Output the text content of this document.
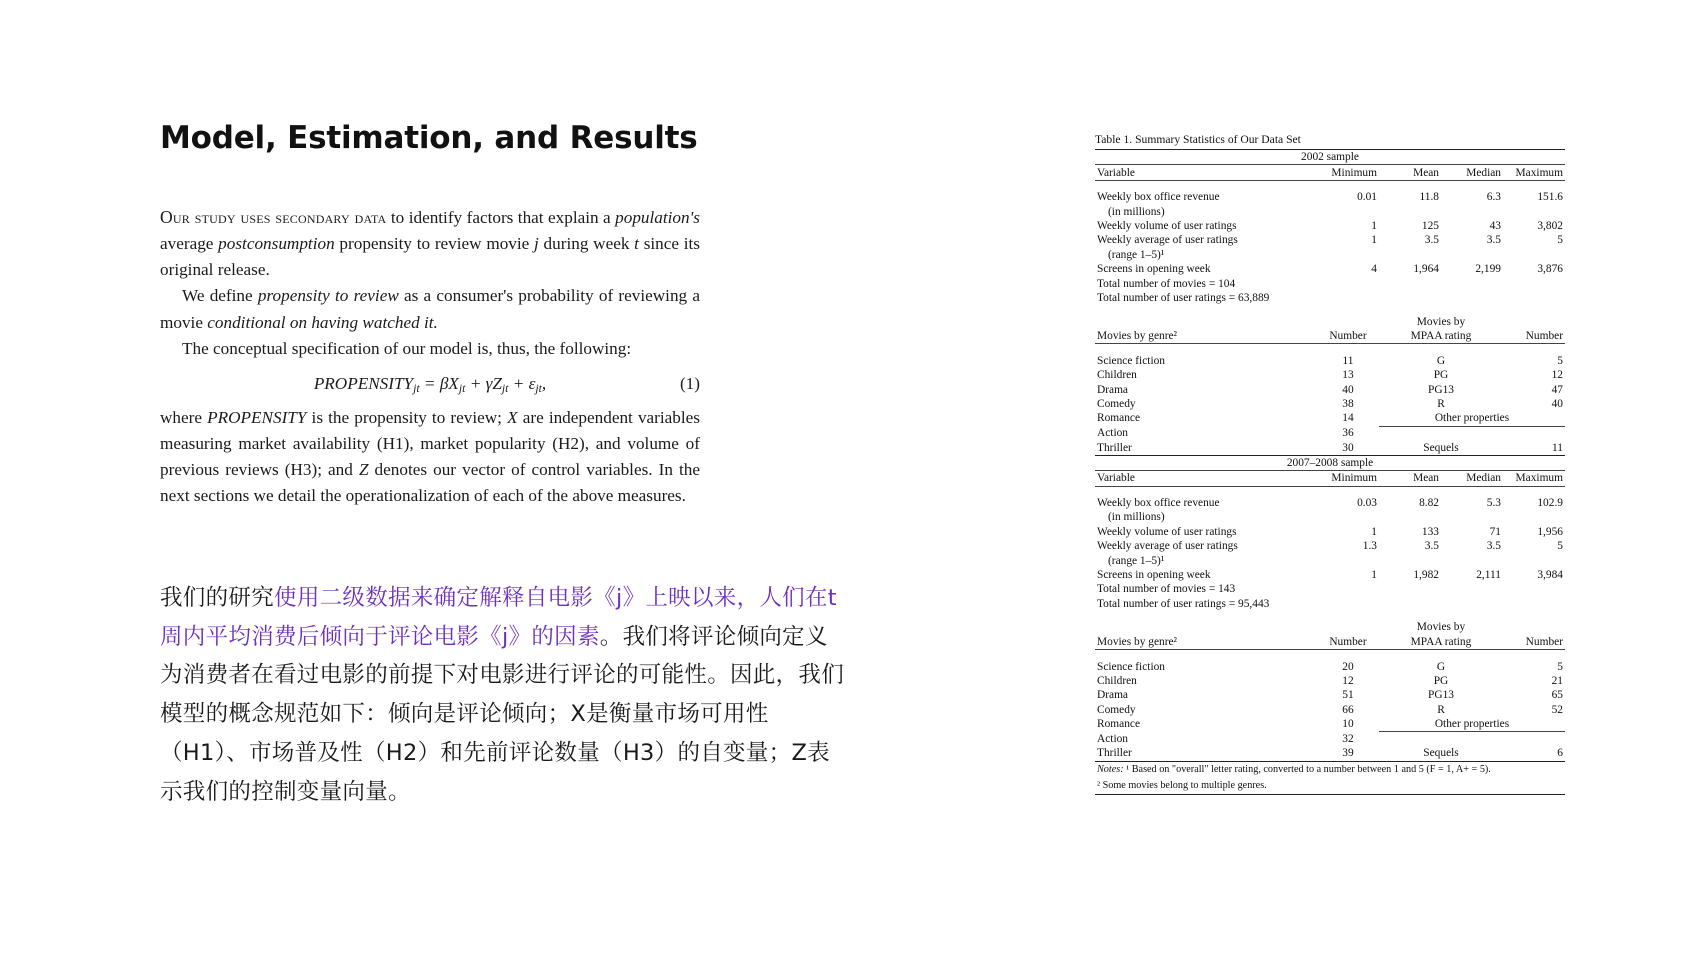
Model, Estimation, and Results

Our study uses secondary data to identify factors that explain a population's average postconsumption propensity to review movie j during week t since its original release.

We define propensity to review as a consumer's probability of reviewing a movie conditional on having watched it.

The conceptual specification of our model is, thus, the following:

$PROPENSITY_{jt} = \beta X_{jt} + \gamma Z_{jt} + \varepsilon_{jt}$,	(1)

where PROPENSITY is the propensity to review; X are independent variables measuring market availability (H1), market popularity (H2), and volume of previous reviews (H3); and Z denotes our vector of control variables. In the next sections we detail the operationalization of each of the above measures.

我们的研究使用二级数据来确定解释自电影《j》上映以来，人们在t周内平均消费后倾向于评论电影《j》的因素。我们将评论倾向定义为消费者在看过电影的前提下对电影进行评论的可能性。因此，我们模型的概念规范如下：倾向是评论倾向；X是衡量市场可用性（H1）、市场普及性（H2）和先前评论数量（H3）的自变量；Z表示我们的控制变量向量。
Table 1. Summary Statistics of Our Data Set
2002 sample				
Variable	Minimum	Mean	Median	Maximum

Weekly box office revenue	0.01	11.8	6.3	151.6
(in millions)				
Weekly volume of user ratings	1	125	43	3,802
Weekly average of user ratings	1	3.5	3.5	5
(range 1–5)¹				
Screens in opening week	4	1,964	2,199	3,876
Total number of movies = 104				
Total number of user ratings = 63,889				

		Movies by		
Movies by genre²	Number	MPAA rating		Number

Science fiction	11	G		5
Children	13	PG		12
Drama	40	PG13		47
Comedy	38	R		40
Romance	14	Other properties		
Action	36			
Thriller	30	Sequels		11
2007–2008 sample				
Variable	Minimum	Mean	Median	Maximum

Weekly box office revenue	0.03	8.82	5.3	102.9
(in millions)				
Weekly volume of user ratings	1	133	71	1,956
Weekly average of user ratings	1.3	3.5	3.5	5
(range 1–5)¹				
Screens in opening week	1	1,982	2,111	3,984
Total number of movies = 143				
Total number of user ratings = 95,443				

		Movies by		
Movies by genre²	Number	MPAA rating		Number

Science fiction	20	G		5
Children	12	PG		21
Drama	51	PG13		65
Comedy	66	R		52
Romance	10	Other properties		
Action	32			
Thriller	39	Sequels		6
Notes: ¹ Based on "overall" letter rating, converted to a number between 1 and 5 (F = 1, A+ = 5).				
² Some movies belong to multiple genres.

------------------------------------------------------------

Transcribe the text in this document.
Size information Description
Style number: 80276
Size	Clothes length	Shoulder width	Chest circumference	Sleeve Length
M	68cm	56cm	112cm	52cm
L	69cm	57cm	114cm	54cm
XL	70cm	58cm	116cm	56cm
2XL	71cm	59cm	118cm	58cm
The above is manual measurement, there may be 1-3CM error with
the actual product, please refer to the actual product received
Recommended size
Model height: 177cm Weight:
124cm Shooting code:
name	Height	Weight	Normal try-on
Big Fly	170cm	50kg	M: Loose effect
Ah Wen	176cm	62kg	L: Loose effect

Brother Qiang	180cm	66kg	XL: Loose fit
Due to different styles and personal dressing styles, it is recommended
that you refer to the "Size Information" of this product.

------------------------------------------------------------

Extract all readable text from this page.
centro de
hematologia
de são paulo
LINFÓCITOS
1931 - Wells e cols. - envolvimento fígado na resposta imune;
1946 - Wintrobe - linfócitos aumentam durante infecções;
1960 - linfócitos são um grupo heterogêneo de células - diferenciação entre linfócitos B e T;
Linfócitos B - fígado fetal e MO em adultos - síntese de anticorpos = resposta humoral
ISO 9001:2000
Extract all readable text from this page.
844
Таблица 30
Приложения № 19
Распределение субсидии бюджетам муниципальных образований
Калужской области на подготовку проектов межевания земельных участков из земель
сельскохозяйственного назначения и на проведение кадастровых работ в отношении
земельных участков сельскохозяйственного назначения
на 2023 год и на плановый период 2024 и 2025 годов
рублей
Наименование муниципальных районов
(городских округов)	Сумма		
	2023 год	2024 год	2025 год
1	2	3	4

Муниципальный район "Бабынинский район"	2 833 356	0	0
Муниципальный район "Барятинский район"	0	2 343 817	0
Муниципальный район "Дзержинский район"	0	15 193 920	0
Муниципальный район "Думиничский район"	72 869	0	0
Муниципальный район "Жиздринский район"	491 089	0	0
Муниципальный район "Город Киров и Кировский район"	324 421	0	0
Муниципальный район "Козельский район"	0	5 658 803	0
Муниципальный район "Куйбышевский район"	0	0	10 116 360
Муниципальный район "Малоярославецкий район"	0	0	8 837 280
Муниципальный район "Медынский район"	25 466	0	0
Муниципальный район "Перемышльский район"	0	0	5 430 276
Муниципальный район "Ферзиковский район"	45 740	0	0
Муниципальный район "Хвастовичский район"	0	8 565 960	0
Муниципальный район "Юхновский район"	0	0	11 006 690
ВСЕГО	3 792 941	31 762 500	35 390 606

------------------------------------------------------------

## [Given exercise]
Pick out every line holding the string "Romance" and return it.

## [Result for this task]
Romance	14	Other properties		
Romance	10	Other properties		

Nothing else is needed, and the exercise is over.